» **PROBLEM TO SOLVE**: Find the lines that hold "counts". Report only how many there are.

» **SUPPLIED RECORDS**:
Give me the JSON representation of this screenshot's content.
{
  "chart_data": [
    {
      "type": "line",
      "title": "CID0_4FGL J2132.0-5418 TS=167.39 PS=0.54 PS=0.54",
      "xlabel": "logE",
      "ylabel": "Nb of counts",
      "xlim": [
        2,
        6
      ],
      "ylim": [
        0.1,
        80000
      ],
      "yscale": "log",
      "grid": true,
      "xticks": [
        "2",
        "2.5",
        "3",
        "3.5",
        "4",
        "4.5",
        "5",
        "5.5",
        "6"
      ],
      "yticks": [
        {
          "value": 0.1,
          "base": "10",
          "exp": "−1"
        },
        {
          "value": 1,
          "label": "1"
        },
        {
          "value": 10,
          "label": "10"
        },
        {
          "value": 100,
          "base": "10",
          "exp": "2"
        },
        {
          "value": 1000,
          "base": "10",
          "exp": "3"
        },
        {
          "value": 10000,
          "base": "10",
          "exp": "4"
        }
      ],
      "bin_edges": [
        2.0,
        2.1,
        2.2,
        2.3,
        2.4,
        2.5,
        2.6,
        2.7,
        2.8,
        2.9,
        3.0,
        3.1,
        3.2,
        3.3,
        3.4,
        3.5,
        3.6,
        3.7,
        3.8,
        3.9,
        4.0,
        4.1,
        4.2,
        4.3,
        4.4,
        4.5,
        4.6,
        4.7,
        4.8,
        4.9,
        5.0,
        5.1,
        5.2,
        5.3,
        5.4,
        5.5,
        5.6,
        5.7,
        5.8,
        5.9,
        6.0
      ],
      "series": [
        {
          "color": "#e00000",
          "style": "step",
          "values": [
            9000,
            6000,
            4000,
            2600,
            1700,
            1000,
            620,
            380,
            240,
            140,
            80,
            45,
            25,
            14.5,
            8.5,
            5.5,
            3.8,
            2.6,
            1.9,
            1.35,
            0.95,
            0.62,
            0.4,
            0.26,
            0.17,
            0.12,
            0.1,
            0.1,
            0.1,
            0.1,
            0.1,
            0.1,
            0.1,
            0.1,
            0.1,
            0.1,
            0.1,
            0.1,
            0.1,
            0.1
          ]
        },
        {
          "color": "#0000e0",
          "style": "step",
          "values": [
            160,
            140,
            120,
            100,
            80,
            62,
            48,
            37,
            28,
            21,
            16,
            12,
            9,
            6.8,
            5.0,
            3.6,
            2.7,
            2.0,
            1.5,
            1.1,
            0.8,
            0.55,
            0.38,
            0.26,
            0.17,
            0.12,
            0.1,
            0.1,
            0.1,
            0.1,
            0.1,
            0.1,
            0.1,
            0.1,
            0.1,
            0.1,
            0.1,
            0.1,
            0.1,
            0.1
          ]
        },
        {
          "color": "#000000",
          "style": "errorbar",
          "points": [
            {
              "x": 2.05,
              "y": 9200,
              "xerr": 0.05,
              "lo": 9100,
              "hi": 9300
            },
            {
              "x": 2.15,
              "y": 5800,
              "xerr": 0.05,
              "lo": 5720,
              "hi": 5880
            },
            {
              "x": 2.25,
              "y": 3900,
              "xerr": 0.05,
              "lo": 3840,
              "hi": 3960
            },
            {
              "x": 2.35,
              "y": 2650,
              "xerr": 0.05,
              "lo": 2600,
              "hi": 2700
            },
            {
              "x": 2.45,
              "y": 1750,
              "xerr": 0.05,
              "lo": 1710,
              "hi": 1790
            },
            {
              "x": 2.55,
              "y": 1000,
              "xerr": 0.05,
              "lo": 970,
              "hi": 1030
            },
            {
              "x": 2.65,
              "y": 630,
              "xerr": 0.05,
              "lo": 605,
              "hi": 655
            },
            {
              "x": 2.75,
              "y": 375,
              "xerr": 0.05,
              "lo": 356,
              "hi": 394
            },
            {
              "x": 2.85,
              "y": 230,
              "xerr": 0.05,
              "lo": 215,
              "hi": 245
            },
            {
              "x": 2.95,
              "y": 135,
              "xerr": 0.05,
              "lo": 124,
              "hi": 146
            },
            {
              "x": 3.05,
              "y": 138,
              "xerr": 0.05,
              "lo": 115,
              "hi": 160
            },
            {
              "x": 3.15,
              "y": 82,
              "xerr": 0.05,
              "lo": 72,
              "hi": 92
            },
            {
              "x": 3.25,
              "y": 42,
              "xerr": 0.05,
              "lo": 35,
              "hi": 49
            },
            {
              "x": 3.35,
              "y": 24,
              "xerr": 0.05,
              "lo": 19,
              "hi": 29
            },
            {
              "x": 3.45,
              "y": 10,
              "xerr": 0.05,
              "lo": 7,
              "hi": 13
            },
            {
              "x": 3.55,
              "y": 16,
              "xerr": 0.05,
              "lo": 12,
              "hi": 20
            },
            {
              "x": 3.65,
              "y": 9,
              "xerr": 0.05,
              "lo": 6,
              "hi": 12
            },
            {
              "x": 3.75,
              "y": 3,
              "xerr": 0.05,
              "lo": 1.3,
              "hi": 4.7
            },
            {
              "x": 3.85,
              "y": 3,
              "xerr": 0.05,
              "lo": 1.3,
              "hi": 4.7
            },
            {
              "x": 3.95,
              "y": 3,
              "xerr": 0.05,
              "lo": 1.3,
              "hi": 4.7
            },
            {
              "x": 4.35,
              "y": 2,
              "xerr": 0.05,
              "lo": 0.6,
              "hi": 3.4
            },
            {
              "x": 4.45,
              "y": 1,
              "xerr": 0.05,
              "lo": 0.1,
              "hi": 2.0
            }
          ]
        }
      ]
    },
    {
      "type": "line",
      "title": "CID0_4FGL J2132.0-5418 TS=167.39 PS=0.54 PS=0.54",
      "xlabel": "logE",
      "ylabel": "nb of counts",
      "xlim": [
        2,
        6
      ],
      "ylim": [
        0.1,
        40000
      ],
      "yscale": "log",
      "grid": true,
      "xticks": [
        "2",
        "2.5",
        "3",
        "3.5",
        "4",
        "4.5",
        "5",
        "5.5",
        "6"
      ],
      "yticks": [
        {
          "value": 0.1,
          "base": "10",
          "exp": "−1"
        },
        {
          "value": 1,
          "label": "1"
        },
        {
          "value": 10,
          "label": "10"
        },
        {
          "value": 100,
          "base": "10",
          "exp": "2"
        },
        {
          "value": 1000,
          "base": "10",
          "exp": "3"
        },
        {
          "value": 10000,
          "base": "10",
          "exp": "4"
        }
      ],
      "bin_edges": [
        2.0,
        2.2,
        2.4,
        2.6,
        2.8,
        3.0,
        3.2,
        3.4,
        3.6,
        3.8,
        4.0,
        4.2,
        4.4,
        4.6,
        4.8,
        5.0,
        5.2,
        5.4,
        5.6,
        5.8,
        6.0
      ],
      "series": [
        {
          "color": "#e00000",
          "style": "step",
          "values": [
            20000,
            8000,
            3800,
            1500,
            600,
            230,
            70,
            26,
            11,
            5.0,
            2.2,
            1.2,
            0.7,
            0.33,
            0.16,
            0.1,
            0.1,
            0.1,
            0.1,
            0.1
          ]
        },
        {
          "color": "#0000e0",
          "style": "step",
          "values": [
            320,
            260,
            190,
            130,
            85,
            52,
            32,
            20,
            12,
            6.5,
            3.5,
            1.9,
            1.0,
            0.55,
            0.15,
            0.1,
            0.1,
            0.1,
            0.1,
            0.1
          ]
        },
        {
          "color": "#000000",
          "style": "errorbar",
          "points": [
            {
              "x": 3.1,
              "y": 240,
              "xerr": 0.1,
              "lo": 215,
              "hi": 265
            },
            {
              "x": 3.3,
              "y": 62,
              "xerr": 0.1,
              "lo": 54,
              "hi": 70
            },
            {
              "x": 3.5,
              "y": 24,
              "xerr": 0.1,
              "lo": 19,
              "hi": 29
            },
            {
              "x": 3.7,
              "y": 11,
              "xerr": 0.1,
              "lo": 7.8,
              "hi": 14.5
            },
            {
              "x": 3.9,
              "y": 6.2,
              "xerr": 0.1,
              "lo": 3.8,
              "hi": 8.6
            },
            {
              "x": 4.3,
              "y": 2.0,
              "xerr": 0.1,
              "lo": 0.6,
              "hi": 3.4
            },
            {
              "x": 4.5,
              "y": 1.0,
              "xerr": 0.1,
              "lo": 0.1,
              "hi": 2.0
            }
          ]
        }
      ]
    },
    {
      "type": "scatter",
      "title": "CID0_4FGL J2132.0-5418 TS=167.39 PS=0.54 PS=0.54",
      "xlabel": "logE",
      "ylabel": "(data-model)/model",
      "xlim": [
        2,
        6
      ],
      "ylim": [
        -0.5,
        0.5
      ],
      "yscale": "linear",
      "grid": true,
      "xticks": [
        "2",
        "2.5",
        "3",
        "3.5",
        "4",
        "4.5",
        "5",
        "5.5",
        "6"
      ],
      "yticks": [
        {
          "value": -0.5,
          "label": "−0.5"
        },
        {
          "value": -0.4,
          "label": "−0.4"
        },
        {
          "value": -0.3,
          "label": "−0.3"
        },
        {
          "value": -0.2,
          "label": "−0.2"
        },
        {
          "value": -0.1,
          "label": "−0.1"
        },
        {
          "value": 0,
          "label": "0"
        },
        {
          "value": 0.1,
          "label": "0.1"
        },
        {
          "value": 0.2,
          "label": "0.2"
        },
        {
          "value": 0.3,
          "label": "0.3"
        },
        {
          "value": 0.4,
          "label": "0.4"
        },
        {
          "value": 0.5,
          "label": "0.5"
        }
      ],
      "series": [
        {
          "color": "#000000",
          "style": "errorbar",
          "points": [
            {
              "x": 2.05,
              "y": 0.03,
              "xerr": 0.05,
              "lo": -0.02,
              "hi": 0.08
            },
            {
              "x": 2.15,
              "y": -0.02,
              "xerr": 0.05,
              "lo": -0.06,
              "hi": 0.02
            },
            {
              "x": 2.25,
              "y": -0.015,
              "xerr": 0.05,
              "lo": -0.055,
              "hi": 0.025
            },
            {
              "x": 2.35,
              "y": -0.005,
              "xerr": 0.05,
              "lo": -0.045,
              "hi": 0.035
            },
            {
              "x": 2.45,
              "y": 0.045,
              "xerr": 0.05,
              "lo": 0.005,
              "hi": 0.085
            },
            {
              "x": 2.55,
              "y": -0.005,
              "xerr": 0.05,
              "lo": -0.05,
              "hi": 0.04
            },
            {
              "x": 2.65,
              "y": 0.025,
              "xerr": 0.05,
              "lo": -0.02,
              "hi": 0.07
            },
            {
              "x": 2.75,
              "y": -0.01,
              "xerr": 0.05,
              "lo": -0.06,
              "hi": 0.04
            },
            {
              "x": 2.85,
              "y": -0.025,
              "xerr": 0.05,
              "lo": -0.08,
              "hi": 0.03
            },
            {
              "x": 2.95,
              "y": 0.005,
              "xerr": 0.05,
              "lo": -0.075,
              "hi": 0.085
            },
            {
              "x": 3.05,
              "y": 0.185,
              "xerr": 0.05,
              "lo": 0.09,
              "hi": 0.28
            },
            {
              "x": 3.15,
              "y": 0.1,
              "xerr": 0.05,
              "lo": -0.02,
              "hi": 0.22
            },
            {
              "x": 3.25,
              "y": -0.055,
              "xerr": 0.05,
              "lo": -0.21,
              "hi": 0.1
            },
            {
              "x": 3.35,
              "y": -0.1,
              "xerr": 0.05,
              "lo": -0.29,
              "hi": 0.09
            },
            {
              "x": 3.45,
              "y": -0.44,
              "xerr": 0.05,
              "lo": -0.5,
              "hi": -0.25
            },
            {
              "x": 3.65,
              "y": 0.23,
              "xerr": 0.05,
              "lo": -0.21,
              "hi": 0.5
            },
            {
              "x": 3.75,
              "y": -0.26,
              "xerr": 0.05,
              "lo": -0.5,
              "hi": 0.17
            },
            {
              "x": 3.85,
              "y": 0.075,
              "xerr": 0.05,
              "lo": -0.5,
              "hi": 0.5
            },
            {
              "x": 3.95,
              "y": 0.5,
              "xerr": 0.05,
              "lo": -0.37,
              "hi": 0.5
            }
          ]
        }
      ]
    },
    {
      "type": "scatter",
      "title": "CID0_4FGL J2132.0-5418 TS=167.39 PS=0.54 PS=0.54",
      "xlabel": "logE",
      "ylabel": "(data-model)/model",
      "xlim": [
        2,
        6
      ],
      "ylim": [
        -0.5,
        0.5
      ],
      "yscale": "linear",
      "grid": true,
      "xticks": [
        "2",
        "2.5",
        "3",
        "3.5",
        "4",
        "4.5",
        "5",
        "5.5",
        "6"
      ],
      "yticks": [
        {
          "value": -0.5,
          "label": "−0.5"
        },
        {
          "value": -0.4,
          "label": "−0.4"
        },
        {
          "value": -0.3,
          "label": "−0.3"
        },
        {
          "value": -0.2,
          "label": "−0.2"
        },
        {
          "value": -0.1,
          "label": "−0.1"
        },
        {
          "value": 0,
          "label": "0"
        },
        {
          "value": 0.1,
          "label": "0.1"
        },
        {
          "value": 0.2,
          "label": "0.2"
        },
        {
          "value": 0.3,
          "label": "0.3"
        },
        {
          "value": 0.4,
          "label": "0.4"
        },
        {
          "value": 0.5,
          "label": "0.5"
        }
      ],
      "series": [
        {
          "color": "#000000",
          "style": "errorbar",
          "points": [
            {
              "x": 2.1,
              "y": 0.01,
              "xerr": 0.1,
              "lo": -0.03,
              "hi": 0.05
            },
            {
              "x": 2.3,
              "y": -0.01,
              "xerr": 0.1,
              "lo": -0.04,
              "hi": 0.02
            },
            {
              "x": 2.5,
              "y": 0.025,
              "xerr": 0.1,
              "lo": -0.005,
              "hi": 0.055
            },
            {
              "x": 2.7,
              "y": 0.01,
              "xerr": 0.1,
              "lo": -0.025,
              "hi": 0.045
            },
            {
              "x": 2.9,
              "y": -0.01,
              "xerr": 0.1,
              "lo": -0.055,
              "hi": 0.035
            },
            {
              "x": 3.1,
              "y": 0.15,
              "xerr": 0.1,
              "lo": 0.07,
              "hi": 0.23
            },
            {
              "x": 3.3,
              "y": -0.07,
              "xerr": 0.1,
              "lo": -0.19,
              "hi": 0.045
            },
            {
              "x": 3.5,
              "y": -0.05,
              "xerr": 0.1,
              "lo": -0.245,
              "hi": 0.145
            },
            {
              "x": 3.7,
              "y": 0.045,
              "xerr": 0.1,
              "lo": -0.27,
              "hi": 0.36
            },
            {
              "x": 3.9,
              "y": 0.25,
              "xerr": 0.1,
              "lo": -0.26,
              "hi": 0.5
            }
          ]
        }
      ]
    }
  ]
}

» **FINAL ANSWER**: 2